• Goal of the exercise: Could you transcribe the material below exactly, without leaving out a single line?
★ ★ ★ ★
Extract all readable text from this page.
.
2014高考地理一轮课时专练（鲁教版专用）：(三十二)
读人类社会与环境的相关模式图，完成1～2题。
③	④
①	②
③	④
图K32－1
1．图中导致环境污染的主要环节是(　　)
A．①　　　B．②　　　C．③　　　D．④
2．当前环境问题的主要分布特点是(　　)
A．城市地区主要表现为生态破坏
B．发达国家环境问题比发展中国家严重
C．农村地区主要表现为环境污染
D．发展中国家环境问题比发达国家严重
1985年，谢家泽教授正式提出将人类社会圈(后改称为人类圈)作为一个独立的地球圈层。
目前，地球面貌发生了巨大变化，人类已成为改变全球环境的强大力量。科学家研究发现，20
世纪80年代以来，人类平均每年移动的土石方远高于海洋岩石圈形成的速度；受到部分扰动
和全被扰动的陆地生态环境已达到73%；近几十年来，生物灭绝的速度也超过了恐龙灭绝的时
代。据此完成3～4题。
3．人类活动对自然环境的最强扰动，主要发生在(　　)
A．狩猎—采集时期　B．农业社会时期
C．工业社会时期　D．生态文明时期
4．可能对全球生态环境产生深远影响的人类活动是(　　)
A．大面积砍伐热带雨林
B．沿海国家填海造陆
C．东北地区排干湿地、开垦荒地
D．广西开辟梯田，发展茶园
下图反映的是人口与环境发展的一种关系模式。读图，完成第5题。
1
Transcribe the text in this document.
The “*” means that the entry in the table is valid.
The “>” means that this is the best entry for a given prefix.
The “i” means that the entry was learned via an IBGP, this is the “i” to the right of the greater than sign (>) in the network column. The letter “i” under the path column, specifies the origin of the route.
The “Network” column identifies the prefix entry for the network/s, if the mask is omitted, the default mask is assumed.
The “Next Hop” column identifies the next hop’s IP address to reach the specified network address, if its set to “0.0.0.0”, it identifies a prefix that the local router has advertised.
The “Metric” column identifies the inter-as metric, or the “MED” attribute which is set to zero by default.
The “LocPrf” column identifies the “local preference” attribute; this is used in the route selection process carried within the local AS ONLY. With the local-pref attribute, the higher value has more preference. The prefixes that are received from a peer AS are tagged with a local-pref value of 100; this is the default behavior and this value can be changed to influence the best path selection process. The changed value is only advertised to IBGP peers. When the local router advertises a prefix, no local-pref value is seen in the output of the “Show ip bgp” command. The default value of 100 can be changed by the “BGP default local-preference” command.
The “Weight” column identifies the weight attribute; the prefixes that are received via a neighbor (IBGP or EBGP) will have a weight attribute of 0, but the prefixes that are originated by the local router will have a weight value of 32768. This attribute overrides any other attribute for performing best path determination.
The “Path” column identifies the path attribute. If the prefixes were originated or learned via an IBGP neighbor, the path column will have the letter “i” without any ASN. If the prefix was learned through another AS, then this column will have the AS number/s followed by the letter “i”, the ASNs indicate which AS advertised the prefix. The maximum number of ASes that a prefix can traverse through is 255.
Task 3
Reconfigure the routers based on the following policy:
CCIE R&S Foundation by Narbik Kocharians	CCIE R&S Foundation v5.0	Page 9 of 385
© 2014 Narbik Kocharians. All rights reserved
★ ★ ★ ★
• Written answer:
Extract all readable text from this page.
.
2014高考地理一轮课时专练（鲁教版专用）：(三十二)
读人类社会与环境的相关模式图，完成1～2题。
③	④
①	②
③	④
图K32－1
1．图中导致环境污染的主要环节是(　　)
A．①　　　B．②　　　C．③　　　D．④
2．当前环境问题的主要分布特点是(　　)
A．城市地区主要表现为生态破坏
B．发达国家环境问题比发展中国家严重
C．农村地区主要表现为环境污染
D．发展中国家环境问题比发达国家严重
1985年，谢家泽教授正式提出将人类社会圈(后改称为人类圈)作为一个独立的地球圈层。
目前，地球面貌发生了巨大变化，人类已成为改变全球环境的强大力量。科学家研究发现，20
世纪80年代以来，人类平均每年移动的土石方远高于海洋岩石圈形成的速度；受到部分扰动
和全被扰动的陆地生态环境已达到73%；近几十年来，生物灭绝的速度也超过了恐龙灭绝的时
代。据此完成3～4题。
3．人类活动对自然环境的最强扰动，主要发生在(　　)
A．狩猎—采集时期　B．农业社会时期
C．工业社会时期　D．生态文明时期
4．可能对全球生态环境产生深远影响的人类活动是(　　)
A．大面积砍伐热带雨林
B．沿海国家填海造陆
C．东北地区排干湿地、开垦荒地
D．广西开辟梯田，发展茶园
下图反映的是人口与环境发展的一种关系模式。读图，完成第5题。
1
Transcribe the text in this document.
The “*” means that the entry in the table is valid.
The “>” means that this is the best entry for a given prefix.
The “i” means that the entry was learned via an IBGP, this is the “i” to the right of the greater than sign (>) in the network column. The letter “i” under the path column, specifies the origin of the route.
The “Network” column identifies the prefix entry for the network/s, if the mask is omitted, the default mask is assumed.
The “Next Hop” column identifies the next hop’s IP address to reach the specified network address, if its set to “0.0.0.0”, it identifies a prefix that the local router has advertised.
The “Metric” column identifies the inter-as metric, or the “MED” attribute which is set to zero by default.
The “LocPrf” column identifies the “local preference” attribute; this is used in the route selection process carried within the local AS ONLY. With the local-pref attribute, the higher value has more preference. The prefixes that are received from a peer AS are tagged with a local-pref value of 100; this is the default behavior and this value can be changed to influence the best path selection process. The changed value is only advertised to IBGP peers. When the local router advertises a prefix, no local-pref value is seen in the output of the “Show ip bgp” command. The default value of 100 can be changed by the “BGP default local-preference” command.
The “Weight” column identifies the weight attribute; the prefixes that are received via a neighbor (IBGP or EBGP) will have a weight attribute of 0, but the prefixes that are originated by the local router will have a weight value of 32768. This attribute overrides any other attribute for performing best path determination.
The “Path” column identifies the path attribute. If the prefixes were originated or learned via an IBGP neighbor, the path column will have the letter “i” without any ASN. If the prefix was learned through another AS, then this column will have the AS number/s followed by the letter “i”, the ASNs indicate which AS advertised the prefix. The maximum number of ASes that a prefix can traverse through is 255.
Task 3
Reconfigure the routers based on the following policy:
CCIE R&S Foundation by Narbik Kocharians	CCIE R&S Foundation v5.0	Page 9 of 385
© 2014 Narbik Kocharians. All rights reserved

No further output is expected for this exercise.